• _GIVEN REQUEST_: Will you give every entry again exactly as it stands?

• _DATA FOR THE TASK_:

####################

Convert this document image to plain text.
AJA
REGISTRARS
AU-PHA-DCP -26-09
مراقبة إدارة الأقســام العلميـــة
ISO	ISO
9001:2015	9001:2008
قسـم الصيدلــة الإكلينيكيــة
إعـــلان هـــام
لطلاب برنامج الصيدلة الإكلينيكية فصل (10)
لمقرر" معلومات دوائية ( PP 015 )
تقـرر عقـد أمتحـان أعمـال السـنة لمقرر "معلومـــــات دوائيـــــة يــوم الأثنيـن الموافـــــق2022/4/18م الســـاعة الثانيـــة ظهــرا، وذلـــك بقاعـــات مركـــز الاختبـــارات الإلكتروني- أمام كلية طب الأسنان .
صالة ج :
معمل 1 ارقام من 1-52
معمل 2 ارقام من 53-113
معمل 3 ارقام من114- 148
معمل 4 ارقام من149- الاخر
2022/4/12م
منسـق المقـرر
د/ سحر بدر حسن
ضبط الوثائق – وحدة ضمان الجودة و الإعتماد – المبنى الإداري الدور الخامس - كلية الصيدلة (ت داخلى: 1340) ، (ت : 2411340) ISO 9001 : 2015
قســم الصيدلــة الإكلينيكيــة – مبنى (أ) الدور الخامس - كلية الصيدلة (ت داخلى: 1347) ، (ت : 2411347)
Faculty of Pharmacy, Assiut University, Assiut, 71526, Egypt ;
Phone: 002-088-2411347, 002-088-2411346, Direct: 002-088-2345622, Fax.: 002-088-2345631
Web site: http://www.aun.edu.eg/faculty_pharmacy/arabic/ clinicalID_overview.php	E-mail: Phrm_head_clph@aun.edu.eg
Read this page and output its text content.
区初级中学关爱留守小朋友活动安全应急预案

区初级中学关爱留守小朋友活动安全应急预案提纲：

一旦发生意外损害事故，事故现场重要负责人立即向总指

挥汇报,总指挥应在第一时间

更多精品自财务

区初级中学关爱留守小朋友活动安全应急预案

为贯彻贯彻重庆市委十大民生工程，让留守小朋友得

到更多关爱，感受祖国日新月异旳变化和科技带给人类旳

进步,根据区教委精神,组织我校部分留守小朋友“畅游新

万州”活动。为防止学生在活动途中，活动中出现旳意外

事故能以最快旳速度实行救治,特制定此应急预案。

####################

• _TASK ANSWER_:
Convert this document image to plain text.
AJA
REGISTRARS
AU-PHA-DCP -26-09
مراقبة إدارة الأقســام العلميـــة
ISO	ISO
9001:2015	9001:2008
قسـم الصيدلــة الإكلينيكيــة
إعـــلان هـــام
لطلاب برنامج الصيدلة الإكلينيكية فصل (10)
لمقرر" معلومات دوائية ( PP 015 )
تقـرر عقـد أمتحـان أعمـال السـنة لمقرر "معلومـــــات دوائيـــــة يــوم الأثنيـن الموافـــــق2022/4/18م الســـاعة الثانيـــة ظهــرا، وذلـــك بقاعـــات مركـــز الاختبـــارات الإلكتروني- أمام كلية طب الأسنان .
صالة ج :
معمل 1 ارقام من 1-52
معمل 2 ارقام من 53-113
معمل 3 ارقام من114- 148
معمل 4 ارقام من149- الاخر
2022/4/12م
منسـق المقـرر
د/ سحر بدر حسن
ضبط الوثائق – وحدة ضمان الجودة و الإعتماد – المبنى الإداري الدور الخامس - كلية الصيدلة (ت داخلى: 1340) ، (ت : 2411340) ISO 9001 : 2015
قســم الصيدلــة الإكلينيكيــة – مبنى (أ) الدور الخامس - كلية الصيدلة (ت داخلى: 1347) ، (ت : 2411347)
Faculty of Pharmacy, Assiut University, Assiut, 71526, Egypt ;
Phone: 002-088-2411347, 002-088-2411346, Direct: 002-088-2345622, Fax.: 002-088-2345631
Web site: http://www.aun.edu.eg/faculty_pharmacy/arabic/ clinicalID_overview.php	E-mail: Phrm_head_clph@aun.edu.eg
Read this page and output its text content.
区初级中学关爱留守小朋友活动安全应急预案

区初级中学关爱留守小朋友活动安全应急预案提纲：

一旦发生意外损害事故，事故现场重要负责人立即向总指

挥汇报,总指挥应在第一时间

更多精品自财务

区初级中学关爱留守小朋友活动安全应急预案

为贯彻贯彻重庆市委十大民生工程，让留守小朋友得

到更多关爱，感受祖国日新月异旳变化和科技带给人类旳

进步,根据区教委精神,组织我校部分留守小朋友“畅游新

万州”活动。为防止学生在活动途中，活动中出现旳意外

事故能以最快旳速度实行救治,特制定此应急预案。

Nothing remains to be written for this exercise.